Write out each line of the listing as it stands, without the images.

* _DATA EXTRACT_:
=-=-=

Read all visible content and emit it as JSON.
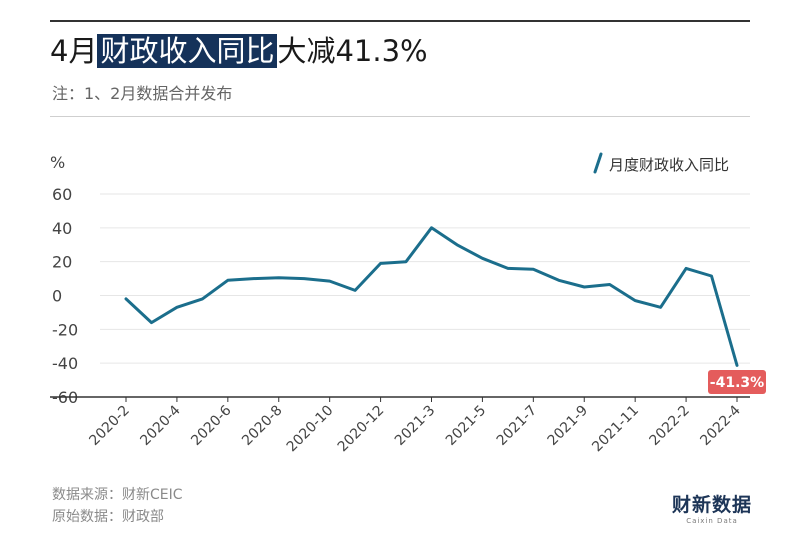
{
  "header": {
    "title_prefix": "4月",
    "title_highlight": "财政收入同比",
    "title_suffix": "大减41.3%",
    "note": "注：1、2月数据合并发布"
  },
  "footer": {
    "source": "数据来源：财新CEIC",
    "original": "原始数据：财政部",
    "logo": "财新数据"
  },
  "colors": {
    "line": "#1b6e8c",
    "highlight_bg": "#15325a",
    "callout": "#e45c5c",
    "grid": "#e6e6e6"
  },
  "chart_data": {
    "type": "line",
    "title": "4月财政收入同比大减41.3%",
    "ylabel": "%",
    "xlabel": "",
    "ylim": [
      -60,
      60
    ],
    "yticks": [
      60,
      40,
      20,
      0,
      -20,
      -40,
      -60
    ],
    "grid": true,
    "legend_position": "top-right",
    "x": [
      "2020-2",
      "2020-3",
      "2020-4",
      "2020-5",
      "2020-6",
      "2020-7",
      "2020-8",
      "2020-9",
      "2020-10",
      "2020-11",
      "2020-12",
      "2021-1",
      "2021-3",
      "2021-4",
      "2021-5",
      "2021-6",
      "2021-7",
      "2021-8",
      "2021-9",
      "2021-10",
      "2021-11",
      "2021-12",
      "2022-2",
      "2022-3",
      "2022-4"
    ],
    "xtick_labels": [
      "2020-2",
      "2020-4",
      "2020-6",
      "2020-8",
      "2020-10",
      "2020-12",
      "2021-3",
      "2021-5",
      "2021-7",
      "2021-9",
      "2021-11",
      "2022-2",
      "2022-4"
    ],
    "series": [
      {
        "name": "月度财政收入同比",
        "values": [
          -2,
          -16,
          -7,
          -2,
          9,
          10,
          10.5,
          10,
          8.5,
          3,
          19,
          20,
          40,
          30,
          22,
          16,
          15.5,
          9,
          5,
          6.5,
          -3,
          -7,
          16,
          11.5,
          -41.3
        ]
      }
    ],
    "annotations": [
      {
        "x": "2022-4",
        "label": "-41.3%"
      }
    ]
  }
}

=-=-=

* _WRITTEN SOLUTION_:
Read all visible content and emit it as JSON.
{
  "header": {
    "title_prefix": "4月",
    "title_highlight": "财政收入同比",
    "title_suffix": "大减41.3%",
    "note": "注：1、2月数据合并发布"
  },
  "footer": {
    "source": "数据来源：财新CEIC",
    "original": "原始数据：财政部",
    "logo": "财新数据"
  },
  "colors": {
    "line": "#1b6e8c",
    "highlight_bg": "#15325a",
    "callout": "#e45c5c",
    "grid": "#e6e6e6"
  },
  "chart_data": {
    "type": "line",
    "title": "4月财政收入同比大减41.3%",
    "ylabel": "%",
    "xlabel": "",
    "ylim": [
      -60,
      60
    ],
    "yticks": [
      60,
      40,
      20,
      0,
      -20,
      -40,
      -60
    ],
    "grid": true,
    "legend_position": "top-right",
    "x": [
      "2020-2",
      "2020-3",
      "2020-4",
      "2020-5",
      "2020-6",
      "2020-7",
      "2020-8",
      "2020-9",
      "2020-10",
      "2020-11",
      "2020-12",
      "2021-1",
      "2021-3",
      "2021-4",
      "2021-5",
      "2021-6",
      "2021-7",
      "2021-8",
      "2021-9",
      "2021-10",
      "2021-11",
      "2021-12",
      "2022-2",
      "2022-3",
      "2022-4"
    ],
    "xtick_labels": [
      "2020-2",
      "2020-4",
      "2020-6",
      "2020-8",
      "2020-10",
      "2020-12",
      "2021-3",
      "2021-5",
      "2021-7",
      "2021-9",
      "2021-11",
      "2022-2",
      "2022-4"
    ],
    "series": [
      {
        "name": "月度财政收入同比",
        "values": [
          -2,
          -16,
          -7,
          -2,
          9,
          10,
          10.5,
          10,
          8.5,
          3,
          19,
          20,
          40,
          30,
          22,
          16,
          15.5,
          9,
          5,
          6.5,
          -3,
          -7,
          16,
          11.5,
          -41.3
        ]
      }
    ],
    "annotations": [
      {
        "x": "2022-4",
        "label": "-41.3%"
      }
    ]
  }
}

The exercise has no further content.